[BEGIN Exercise input]
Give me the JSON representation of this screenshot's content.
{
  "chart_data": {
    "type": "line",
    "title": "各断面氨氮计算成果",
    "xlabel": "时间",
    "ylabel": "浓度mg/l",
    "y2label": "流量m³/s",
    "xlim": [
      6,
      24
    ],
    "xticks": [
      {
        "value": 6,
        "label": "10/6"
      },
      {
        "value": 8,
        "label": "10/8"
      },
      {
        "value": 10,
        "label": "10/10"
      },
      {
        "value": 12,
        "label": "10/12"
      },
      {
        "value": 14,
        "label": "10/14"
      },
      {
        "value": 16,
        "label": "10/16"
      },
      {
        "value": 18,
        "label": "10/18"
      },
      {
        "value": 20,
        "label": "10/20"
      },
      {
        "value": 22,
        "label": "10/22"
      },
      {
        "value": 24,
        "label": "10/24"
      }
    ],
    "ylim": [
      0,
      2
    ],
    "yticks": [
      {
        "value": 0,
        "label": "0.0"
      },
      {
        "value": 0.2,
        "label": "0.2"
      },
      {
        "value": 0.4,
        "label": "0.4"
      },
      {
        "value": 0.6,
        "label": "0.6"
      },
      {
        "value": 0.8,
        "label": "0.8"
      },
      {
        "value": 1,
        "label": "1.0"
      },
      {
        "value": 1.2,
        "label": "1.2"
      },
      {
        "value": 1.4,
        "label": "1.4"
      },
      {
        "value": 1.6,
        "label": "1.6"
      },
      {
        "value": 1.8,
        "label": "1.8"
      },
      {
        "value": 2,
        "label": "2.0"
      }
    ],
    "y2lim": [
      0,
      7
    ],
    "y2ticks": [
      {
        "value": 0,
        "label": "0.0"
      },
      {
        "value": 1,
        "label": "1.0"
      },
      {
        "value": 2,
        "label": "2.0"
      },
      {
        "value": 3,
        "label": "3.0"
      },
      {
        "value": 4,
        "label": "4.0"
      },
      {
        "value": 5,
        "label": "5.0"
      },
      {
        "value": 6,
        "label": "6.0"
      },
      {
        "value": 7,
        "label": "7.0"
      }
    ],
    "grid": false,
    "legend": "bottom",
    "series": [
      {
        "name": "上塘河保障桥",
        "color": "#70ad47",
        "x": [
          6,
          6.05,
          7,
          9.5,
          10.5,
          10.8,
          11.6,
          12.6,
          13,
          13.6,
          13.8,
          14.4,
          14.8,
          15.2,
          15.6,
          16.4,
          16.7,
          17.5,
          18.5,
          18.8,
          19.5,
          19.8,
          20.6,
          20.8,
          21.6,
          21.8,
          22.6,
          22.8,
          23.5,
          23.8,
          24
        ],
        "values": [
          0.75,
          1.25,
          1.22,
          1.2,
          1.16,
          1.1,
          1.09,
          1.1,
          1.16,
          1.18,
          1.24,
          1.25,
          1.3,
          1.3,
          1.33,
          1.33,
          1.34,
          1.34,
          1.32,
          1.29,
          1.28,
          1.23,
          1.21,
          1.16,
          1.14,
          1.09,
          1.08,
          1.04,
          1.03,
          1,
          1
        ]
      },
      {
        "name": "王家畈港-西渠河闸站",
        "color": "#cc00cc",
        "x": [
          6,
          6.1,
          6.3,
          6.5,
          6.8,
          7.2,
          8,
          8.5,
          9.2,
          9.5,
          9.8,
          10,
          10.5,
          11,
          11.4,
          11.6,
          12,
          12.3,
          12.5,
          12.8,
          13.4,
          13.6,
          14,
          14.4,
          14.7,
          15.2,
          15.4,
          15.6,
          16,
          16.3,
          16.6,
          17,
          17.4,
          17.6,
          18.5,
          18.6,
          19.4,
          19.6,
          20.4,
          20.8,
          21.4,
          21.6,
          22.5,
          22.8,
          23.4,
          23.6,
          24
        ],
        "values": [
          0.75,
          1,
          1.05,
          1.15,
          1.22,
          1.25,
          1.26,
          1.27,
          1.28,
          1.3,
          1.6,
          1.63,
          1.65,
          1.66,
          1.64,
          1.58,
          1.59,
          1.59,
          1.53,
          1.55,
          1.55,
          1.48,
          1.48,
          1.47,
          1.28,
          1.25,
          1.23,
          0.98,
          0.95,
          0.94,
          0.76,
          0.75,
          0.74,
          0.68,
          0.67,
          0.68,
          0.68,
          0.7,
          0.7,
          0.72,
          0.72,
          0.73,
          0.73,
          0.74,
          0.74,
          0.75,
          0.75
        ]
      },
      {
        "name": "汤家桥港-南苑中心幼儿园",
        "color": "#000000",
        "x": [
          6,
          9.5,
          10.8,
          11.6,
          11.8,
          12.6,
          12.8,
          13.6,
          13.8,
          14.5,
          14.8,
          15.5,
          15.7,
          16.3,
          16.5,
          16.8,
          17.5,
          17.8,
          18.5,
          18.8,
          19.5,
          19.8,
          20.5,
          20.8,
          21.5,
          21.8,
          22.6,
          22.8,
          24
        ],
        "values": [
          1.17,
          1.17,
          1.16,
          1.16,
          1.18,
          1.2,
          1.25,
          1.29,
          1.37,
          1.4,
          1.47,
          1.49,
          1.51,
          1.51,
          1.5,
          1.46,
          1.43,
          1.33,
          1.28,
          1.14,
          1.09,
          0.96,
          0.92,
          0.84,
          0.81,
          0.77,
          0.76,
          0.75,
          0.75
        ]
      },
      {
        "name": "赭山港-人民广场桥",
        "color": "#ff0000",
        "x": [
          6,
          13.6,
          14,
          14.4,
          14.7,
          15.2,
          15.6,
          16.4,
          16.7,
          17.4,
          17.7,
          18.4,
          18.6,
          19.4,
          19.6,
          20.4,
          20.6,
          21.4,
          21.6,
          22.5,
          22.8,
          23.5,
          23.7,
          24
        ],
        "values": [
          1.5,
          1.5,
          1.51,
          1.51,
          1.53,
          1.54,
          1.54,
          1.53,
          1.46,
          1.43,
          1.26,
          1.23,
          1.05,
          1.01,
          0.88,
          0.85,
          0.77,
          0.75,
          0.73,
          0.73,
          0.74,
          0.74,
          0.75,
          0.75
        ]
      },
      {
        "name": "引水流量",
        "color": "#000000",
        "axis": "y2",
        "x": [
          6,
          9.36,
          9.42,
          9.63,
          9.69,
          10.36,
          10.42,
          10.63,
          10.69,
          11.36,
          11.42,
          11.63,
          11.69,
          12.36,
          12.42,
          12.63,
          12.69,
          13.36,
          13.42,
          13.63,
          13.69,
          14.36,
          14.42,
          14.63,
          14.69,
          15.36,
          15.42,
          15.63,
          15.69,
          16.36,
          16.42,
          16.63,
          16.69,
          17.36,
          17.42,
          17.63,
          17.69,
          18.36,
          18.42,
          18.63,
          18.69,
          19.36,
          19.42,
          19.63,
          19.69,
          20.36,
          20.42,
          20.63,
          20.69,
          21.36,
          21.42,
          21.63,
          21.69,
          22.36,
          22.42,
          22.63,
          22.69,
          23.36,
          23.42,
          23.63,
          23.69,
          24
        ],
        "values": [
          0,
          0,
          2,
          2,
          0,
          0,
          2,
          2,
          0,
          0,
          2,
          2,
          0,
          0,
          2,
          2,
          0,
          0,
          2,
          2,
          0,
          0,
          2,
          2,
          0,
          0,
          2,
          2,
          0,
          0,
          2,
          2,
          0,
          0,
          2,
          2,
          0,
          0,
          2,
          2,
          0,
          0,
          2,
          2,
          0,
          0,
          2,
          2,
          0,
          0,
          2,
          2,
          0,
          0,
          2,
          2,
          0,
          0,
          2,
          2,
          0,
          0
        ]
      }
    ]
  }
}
[END Exercise input]
Every record above must be duplicated exactly.

> Result of the exercise:
Give me the JSON representation of this screenshot's content.
{
  "chart_data": {
    "type": "line",
    "title": "各断面氨氮计算成果",
    "xlabel": "时间",
    "ylabel": "浓度mg/l",
    "y2label": "流量m³/s",
    "xlim": [
      6,
      24
    ],
    "xticks": [
      {
        "value": 6,
        "label": "10/6"
      },
      {
        "value": 8,
        "label": "10/8"
      },
      {
        "value": 10,
        "label": "10/10"
      },
      {
        "value": 12,
        "label": "10/12"
      },
      {
        "value": 14,
        "label": "10/14"
      },
      {
        "value": 16,
        "label": "10/16"
      },
      {
        "value": 18,
        "label": "10/18"
      },
      {
        "value": 20,
        "label": "10/20"
      },
      {
        "value": 22,
        "label": "10/22"
      },
      {
        "value": 24,
        "label": "10/24"
      }
    ],
    "ylim": [
      0,
      2
    ],
    "yticks": [
      {
        "value": 0,
        "label": "0.0"
      },
      {
        "value": 0.2,
        "label": "0.2"
      },
      {
        "value": 0.4,
        "label": "0.4"
      },
      {
        "value": 0.6,
        "label": "0.6"
      },
      {
        "value": 0.8,
        "label": "0.8"
      },
      {
        "value": 1,
        "label": "1.0"
      },
      {
        "value": 1.2,
        "label": "1.2"
      },
      {
        "value": 1.4,
        "label": "1.4"
      },
      {
        "value": 1.6,
        "label": "1.6"
      },
      {
        "value": 1.8,
        "label": "1.8"
      },
      {
        "value": 2,
        "label": "2.0"
      }
    ],
    "y2lim": [
      0,
      7
    ],
    "y2ticks": [
      {
        "value": 0,
        "label": "0.0"
      },
      {
        "value": 1,
        "label": "1.0"
      },
      {
        "value": 2,
        "label": "2.0"
      },
      {
        "value": 3,
        "label": "3.0"
      },
      {
        "value": 4,
        "label": "4.0"
      },
      {
        "value": 5,
        "label": "5.0"
      },
      {
        "value": 6,
        "label": "6.0"
      },
      {
        "value": 7,
        "label": "7.0"
      }
    ],
    "grid": false,
    "legend": "bottom",
    "series": [
      {
        "name": "上塘河保障桥",
        "color": "#70ad47",
        "x": [
          6,
          6.05,
          7,
          9.5,
          10.5,
          10.8,
          11.6,
          12.6,
          13,
          13.6,
          13.8,
          14.4,
          14.8,
          15.2,
          15.6,
          16.4,
          16.7,
          17.5,
          18.5,
          18.8,
          19.5,
          19.8,
          20.6,
          20.8,
          21.6,
          21.8,
          22.6,
          22.8,
          23.5,
          23.8,
          24
        ],
        "values": [
          0.75,
          1.25,
          1.22,
          1.2,
          1.16,
          1.1,
          1.09,
          1.1,
          1.16,
          1.18,
          1.24,
          1.25,
          1.3,
          1.3,
          1.33,
          1.33,
          1.34,
          1.34,
          1.32,
          1.29,
          1.28,
          1.23,
          1.21,
          1.16,
          1.14,
          1.09,
          1.08,
          1.04,
          1.03,
          1,
          1
        ]
      },
      {
        "name": "王家畈港-西渠河闸站",
        "color": "#cc00cc",
        "x": [
          6,
          6.1,
          6.3,
          6.5,
          6.8,
          7.2,
          8,
          8.5,
          9.2,
          9.5,
          9.8,
          10,
          10.5,
          11,
          11.4,
          11.6,
          12,
          12.3,
          12.5,
          12.8,
          13.4,
          13.6,
          14,
          14.4,
          14.7,
          15.2,
          15.4,
          15.6,
          16,
          16.3,
          16.6,
          17,
          17.4,
          17.6,
          18.5,
          18.6,
          19.4,
          19.6,
          20.4,
          20.8,
          21.4,
          21.6,
          22.5,
          22.8,
          23.4,
          23.6,
          24
        ],
        "values": [
          0.75,
          1,
          1.05,
          1.15,
          1.22,
          1.25,
          1.26,
          1.27,
          1.28,
          1.3,
          1.6,
          1.63,
          1.65,
          1.66,
          1.64,
          1.58,
          1.59,
          1.59,
          1.53,
          1.55,
          1.55,
          1.48,
          1.48,
          1.47,
          1.28,
          1.25,
          1.23,
          0.98,
          0.95,
          0.94,
          0.76,
          0.75,
          0.74,
          0.68,
          0.67,
          0.68,
          0.68,
          0.7,
          0.7,
          0.72,
          0.72,
          0.73,
          0.73,
          0.74,
          0.74,
          0.75,
          0.75
        ]
      },
      {
        "name": "汤家桥港-南苑中心幼儿园",
        "color": "#000000",
        "x": [
          6,
          9.5,
          10.8,
          11.6,
          11.8,
          12.6,
          12.8,
          13.6,
          13.8,
          14.5,
          14.8,
          15.5,
          15.7,
          16.3,
          16.5,
          16.8,
          17.5,
          17.8,
          18.5,
          18.8,
          19.5,
          19.8,
          20.5,
          20.8,
          21.5,
          21.8,
          22.6,
          22.8,
          24
        ],
        "values": [
          1.17,
          1.17,
          1.16,
          1.16,
          1.18,
          1.2,
          1.25,
          1.29,
          1.37,
          1.4,
          1.47,
          1.49,
          1.51,
          1.51,
          1.5,
          1.46,
          1.43,
          1.33,
          1.28,
          1.14,
          1.09,
          0.96,
          0.92,
          0.84,
          0.81,
          0.77,
          0.76,
          0.75,
          0.75
        ]
      },
      {
        "name": "赭山港-人民广场桥",
        "color": "#ff0000",
        "x": [
          6,
          13.6,
          14,
          14.4,
          14.7,
          15.2,
          15.6,
          16.4,
          16.7,
          17.4,
          17.7,
          18.4,
          18.6,
          19.4,
          19.6,
          20.4,
          20.6,
          21.4,
          21.6,
          22.5,
          22.8,
          23.5,
          23.7,
          24
        ],
        "values": [
          1.5,
          1.5,
          1.51,
          1.51,
          1.53,
          1.54,
          1.54,
          1.53,
          1.46,
          1.43,
          1.26,
          1.23,
          1.05,
          1.01,
          0.88,
          0.85,
          0.77,
          0.75,
          0.73,
          0.73,
          0.74,
          0.74,
          0.75,
          0.75
        ]
      },
      {
        "name": "引水流量",
        "color": "#000000",
        "axis": "y2",
        "x": [
          6,
          9.36,
          9.42,
          9.63,
          9.69,
          10.36,
          10.42,
          10.63,
          10.69,
          11.36,
          11.42,
          11.63,
          11.69,
          12.36,
          12.42,
          12.63,
          12.69,
          13.36,
          13.42,
          13.63,
          13.69,
          14.36,
          14.42,
          14.63,
          14.69,
          15.36,
          15.42,
          15.63,
          15.69,
          16.36,
          16.42,
          16.63,
          16.69,
          17.36,
          17.42,
          17.63,
          17.69,
          18.36,
          18.42,
          18.63,
          18.69,
          19.36,
          19.42,
          19.63,
          19.69,
          20.36,
          20.42,
          20.63,
          20.69,
          21.36,
          21.42,
          21.63,
          21.69,
          22.36,
          22.42,
          22.63,
          22.69,
          23.36,
          23.42,
          23.63,
          23.69,
          24
        ],
        "values": [
          0,
          0,
          2,
          2,
          0,
          0,
          2,
          2,
          0,
          0,
          2,
          2,
          0,
          0,
          2,
          2,
          0,
          0,
          2,
          2,
          0,
          0,
          2,
          2,
          0,
          0,
          2,
          2,
          0,
          0,
          2,
          2,
          0,
          0,
          2,
          2,
          0,
          0,
          2,
          2,
          0,
          0,
          2,
          2,
          0,
          0,
          2,
          2,
          0,
          0,
          2,
          2,
          0,
          0,
          2,
          2,
          0,
          0,
          2,
          2,
          0,
          0
        ]
      }
    ]
  }
}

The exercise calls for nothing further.